_WHAT IS ASKED_
Here are some records. Copy each one exactly.

_DATA SUPPLIED_

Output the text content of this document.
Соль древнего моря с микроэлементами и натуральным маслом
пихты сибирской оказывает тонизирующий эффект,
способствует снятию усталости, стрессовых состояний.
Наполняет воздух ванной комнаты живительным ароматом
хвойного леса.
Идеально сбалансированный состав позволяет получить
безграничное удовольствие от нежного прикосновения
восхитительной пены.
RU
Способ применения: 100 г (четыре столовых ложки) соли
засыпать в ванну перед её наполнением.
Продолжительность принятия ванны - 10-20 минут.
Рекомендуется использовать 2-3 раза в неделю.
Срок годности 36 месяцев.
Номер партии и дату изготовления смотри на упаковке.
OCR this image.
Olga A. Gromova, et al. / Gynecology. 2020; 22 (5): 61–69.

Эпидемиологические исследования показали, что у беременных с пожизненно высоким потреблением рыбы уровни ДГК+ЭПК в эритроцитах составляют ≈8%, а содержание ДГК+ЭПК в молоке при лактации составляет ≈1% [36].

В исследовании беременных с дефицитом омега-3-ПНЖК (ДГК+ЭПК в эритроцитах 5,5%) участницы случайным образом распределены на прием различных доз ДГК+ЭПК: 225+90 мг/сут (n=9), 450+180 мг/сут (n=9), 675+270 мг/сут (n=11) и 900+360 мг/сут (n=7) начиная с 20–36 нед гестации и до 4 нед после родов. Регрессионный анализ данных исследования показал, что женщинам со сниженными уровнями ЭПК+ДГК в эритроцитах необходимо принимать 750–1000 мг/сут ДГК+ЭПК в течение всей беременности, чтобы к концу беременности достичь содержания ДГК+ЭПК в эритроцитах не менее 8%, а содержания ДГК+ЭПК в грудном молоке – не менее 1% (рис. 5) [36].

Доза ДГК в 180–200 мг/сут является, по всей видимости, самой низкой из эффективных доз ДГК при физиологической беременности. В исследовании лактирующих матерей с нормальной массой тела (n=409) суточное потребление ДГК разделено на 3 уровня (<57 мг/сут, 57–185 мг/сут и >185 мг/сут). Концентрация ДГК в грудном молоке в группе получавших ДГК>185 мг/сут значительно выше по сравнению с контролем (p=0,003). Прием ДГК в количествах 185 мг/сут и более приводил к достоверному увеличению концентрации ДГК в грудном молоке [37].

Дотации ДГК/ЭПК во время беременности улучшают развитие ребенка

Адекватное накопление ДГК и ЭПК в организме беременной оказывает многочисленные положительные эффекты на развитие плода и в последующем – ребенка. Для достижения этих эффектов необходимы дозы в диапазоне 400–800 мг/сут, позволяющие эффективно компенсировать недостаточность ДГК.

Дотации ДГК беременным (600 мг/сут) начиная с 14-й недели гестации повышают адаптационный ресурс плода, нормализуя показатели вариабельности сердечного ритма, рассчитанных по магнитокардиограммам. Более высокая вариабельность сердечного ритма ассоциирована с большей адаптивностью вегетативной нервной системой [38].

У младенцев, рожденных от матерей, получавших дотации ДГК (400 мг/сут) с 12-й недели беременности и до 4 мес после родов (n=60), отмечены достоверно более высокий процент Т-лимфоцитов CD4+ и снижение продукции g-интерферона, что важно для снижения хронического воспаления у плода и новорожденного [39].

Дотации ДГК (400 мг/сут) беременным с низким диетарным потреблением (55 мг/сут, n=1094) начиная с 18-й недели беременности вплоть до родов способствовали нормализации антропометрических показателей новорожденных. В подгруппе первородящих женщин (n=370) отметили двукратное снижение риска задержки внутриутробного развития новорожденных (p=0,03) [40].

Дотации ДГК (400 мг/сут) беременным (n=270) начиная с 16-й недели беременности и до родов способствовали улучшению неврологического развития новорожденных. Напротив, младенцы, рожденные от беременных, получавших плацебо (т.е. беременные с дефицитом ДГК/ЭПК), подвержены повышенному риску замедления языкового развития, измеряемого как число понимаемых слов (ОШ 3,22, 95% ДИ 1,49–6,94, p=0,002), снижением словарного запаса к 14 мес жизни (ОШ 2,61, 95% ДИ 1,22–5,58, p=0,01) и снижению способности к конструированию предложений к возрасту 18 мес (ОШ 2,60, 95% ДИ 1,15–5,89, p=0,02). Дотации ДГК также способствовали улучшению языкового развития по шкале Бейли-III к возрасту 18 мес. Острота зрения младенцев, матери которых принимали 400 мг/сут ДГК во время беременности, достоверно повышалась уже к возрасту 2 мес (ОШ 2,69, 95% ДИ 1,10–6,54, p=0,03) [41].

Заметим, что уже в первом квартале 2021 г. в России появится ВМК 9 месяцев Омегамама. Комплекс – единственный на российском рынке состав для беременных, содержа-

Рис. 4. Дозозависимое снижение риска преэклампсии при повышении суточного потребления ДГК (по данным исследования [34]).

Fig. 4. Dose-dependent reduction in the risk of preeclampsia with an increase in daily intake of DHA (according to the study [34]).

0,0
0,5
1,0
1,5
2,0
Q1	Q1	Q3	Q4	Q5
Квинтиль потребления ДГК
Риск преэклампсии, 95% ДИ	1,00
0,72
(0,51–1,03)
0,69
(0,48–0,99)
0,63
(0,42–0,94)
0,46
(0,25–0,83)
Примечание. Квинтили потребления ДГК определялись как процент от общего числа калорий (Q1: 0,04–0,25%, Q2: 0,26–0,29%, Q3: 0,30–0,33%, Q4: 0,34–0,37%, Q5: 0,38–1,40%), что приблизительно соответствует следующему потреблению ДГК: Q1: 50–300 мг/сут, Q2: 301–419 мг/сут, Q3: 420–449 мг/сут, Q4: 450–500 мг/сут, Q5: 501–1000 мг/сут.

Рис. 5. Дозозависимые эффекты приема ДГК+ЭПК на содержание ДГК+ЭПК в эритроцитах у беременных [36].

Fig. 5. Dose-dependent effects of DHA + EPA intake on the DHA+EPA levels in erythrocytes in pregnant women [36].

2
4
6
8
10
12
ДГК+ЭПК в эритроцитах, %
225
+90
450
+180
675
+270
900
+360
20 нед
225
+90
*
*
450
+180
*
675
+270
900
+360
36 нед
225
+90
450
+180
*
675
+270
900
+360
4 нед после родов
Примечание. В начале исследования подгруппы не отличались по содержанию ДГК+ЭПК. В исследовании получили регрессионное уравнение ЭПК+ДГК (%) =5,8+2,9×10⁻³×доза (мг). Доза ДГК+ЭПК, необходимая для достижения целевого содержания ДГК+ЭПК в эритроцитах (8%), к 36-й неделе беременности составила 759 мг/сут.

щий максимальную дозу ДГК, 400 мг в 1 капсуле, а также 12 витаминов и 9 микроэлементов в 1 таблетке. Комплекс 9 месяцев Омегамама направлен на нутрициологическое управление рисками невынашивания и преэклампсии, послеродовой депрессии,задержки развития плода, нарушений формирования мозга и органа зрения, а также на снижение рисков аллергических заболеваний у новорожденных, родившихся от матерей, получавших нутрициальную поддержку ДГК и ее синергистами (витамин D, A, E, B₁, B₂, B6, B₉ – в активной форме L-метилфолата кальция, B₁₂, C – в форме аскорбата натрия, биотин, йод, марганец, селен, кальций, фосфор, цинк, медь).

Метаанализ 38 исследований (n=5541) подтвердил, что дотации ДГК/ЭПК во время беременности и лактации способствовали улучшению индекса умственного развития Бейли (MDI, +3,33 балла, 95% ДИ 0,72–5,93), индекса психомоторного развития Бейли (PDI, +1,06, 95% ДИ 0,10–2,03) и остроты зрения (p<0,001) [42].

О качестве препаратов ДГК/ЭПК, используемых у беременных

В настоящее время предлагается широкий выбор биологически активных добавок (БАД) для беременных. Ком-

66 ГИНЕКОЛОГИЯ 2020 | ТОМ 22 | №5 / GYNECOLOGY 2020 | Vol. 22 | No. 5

_EXERCISE ANSWER_
Output the text content of this document.
Соль древнего моря с микроэлементами и натуральным маслом
пихты сибирской оказывает тонизирующий эффект,
способствует снятию усталости, стрессовых состояний.
Наполняет воздух ванной комнаты живительным ароматом
хвойного леса.
Идеально сбалансированный состав позволяет получить
безграничное удовольствие от нежного прикосновения
восхитительной пены.
RU
Способ применения: 100 г (четыре столовых ложки) соли
засыпать в ванну перед её наполнением.
Продолжительность принятия ванны - 10-20 минут.
Рекомендуется использовать 2-3 раза в неделю.
Срок годности 36 месяцев.
Номер партии и дату изготовления смотри на упаковке.
OCR this image.
Olga A. Gromova, et al. / Gynecology. 2020; 22 (5): 61–69.

Эпидемиологические исследования показали, что у беременных с пожизненно высоким потреблением рыбы уровни ДГК+ЭПК в эритроцитах составляют ≈8%, а содержание ДГК+ЭПК в молоке при лактации составляет ≈1% [36].

В исследовании беременных с дефицитом омега-3-ПНЖК (ДГК+ЭПК в эритроцитах 5,5%) участницы случайным образом распределены на прием различных доз ДГК+ЭПК: 225+90 мг/сут (n=9), 450+180 мг/сут (n=9), 675+270 мг/сут (n=11) и 900+360 мг/сут (n=7) начиная с 20–36 нед гестации и до 4 нед после родов. Регрессионный анализ данных исследования показал, что женщинам со сниженными уровнями ЭПК+ДГК в эритроцитах необходимо принимать 750–1000 мг/сут ДГК+ЭПК в течение всей беременности, чтобы к концу беременности достичь содержания ДГК+ЭПК в эритроцитах не менее 8%, а содержания ДГК+ЭПК в грудном молоке – не менее 1% (рис. 5) [36].

Доза ДГК в 180–200 мг/сут является, по всей видимости, самой низкой из эффективных доз ДГК при физиологической беременности. В исследовании лактирующих матерей с нормальной массой тела (n=409) суточное потребление ДГК разделено на 3 уровня (<57 мг/сут, 57–185 мг/сут и >185 мг/сут). Концентрация ДГК в грудном молоке в группе получавших ДГК>185 мг/сут значительно выше по сравнению с контролем (p=0,003). Прием ДГК в количествах 185 мг/сут и более приводил к достоверному увеличению концентрации ДГК в грудном молоке [37].

Дотации ДГК/ЭПК во время беременности улучшают развитие ребенка

Адекватное накопление ДГК и ЭПК в организме беременной оказывает многочисленные положительные эффекты на развитие плода и в последующем – ребенка. Для достижения этих эффектов необходимы дозы в диапазоне 400–800 мг/сут, позволяющие эффективно компенсировать недостаточность ДГК.

Дотации ДГК беременным (600 мг/сут) начиная с 14-й недели гестации повышают адаптационный ресурс плода, нормализуя показатели вариабельности сердечного ритма, рассчитанных по магнитокардиограммам. Более высокая вариабельность сердечного ритма ассоциирована с большей адаптивностью вегетативной нервной системой [38].

У младенцев, рожденных от матерей, получавших дотации ДГК (400 мг/сут) с 12-й недели беременности и до 4 мес после родов (n=60), отмечены достоверно более высокий процент Т-лимфоцитов CD4+ и снижение продукции g-интерферона, что важно для снижения хронического воспаления у плода и новорожденного [39].

Дотации ДГК (400 мг/сут) беременным с низким диетарным потреблением (55 мг/сут, n=1094) начиная с 18-й недели беременности вплоть до родов способствовали нормализации антропометрических показателей новорожденных. В подгруппе первородящих женщин (n=370) отметили двукратное снижение риска задержки внутриутробного развития новорожденных (p=0,03) [40].

Дотации ДГК (400 мг/сут) беременным (n=270) начиная с 16-й недели беременности и до родов способствовали улучшению неврологического развития новорожденных. Напротив, младенцы, рожденные от беременных, получавших плацебо (т.е. беременные с дефицитом ДГК/ЭПК), подвержены повышенному риску замедления языкового развития, измеряемого как число понимаемых слов (ОШ 3,22, 95% ДИ 1,49–6,94, p=0,002), снижением словарного запаса к 14 мес жизни (ОШ 2,61, 95% ДИ 1,22–5,58, p=0,01) и снижению способности к конструированию предложений к возрасту 18 мес (ОШ 2,60, 95% ДИ 1,15–5,89, p=0,02). Дотации ДГК также способствовали улучшению языкового развития по шкале Бейли-III к возрасту 18 мес. Острота зрения младенцев, матери которых принимали 400 мг/сут ДГК во время беременности, достоверно повышалась уже к возрасту 2 мес (ОШ 2,69, 95% ДИ 1,10–6,54, p=0,03) [41].

Заметим, что уже в первом квартале 2021 г. в России появится ВМК 9 месяцев Омегамама. Комплекс – единственный на российском рынке состав для беременных, содержа-

Рис. 4. Дозозависимое снижение риска преэклампсии при повышении суточного потребления ДГК (по данным исследования [34]).

Fig. 4. Dose-dependent reduction in the risk of preeclampsia with an increase in daily intake of DHA (according to the study [34]).

0,0
0,5
1,0
1,5
2,0
Q1	Q1	Q3	Q4	Q5
Квинтиль потребления ДГК
Риск преэклампсии, 95% ДИ	1,00
0,72
(0,51–1,03)
0,69
(0,48–0,99)
0,63
(0,42–0,94)
0,46
(0,25–0,83)
Примечание. Квинтили потребления ДГК определялись как процент от общего числа калорий (Q1: 0,04–0,25%, Q2: 0,26–0,29%, Q3: 0,30–0,33%, Q4: 0,34–0,37%, Q5: 0,38–1,40%), что приблизительно соответствует следующему потреблению ДГК: Q1: 50–300 мг/сут, Q2: 301–419 мг/сут, Q3: 420–449 мг/сут, Q4: 450–500 мг/сут, Q5: 501–1000 мг/сут.

Рис. 5. Дозозависимые эффекты приема ДГК+ЭПК на содержание ДГК+ЭПК в эритроцитах у беременных [36].

Fig. 5. Dose-dependent effects of DHA + EPA intake on the DHA+EPA levels in erythrocytes in pregnant women [36].

2
4
6
8
10
12
ДГК+ЭПК в эритроцитах, %
225
+90
450
+180
675
+270
900
+360
20 нед
225
+90
*
*
450
+180
*
675
+270
900
+360
36 нед
225
+90
450
+180
*
675
+270
900
+360
4 нед после родов
Примечание. В начале исследования подгруппы не отличались по содержанию ДГК+ЭПК. В исследовании получили регрессионное уравнение ЭПК+ДГК (%) =5,8+2,9×10⁻³×доза (мг). Доза ДГК+ЭПК, необходимая для достижения целевого содержания ДГК+ЭПК в эритроцитах (8%), к 36-й неделе беременности составила 759 мг/сут.

щий максимальную дозу ДГК, 400 мг в 1 капсуле, а также 12 витаминов и 9 микроэлементов в 1 таблетке. Комплекс 9 месяцев Омегамама направлен на нутрициологическое управление рисками невынашивания и преэклампсии, послеродовой депрессии,задержки развития плода, нарушений формирования мозга и органа зрения, а также на снижение рисков аллергических заболеваний у новорожденных, родившихся от матерей, получавших нутрициальную поддержку ДГК и ее синергистами (витамин D, A, E, B₁, B₂, B6, B₉ – в активной форме L-метилфолата кальция, B₁₂, C – в форме аскорбата натрия, биотин, йод, марганец, селен, кальций, фосфор, цинк, медь).

Метаанализ 38 исследований (n=5541) подтвердил, что дотации ДГК/ЭПК во время беременности и лактации способствовали улучшению индекса умственного развития Бейли (MDI, +3,33 балла, 95% ДИ 0,72–5,93), индекса психомоторного развития Бейли (PDI, +1,06, 95% ДИ 0,10–2,03) и остроты зрения (p<0,001) [42].

О качестве препаратов ДГК/ЭПК, используемых у беременных

В настоящее время предлагается широкий выбор биологически активных добавок (БАД) для беременных. Ком-

66 ГИНЕКОЛОГИЯ 2020 | ТОМ 22 | №5 / GYNECOLOGY 2020 | Vol. 22 | No. 5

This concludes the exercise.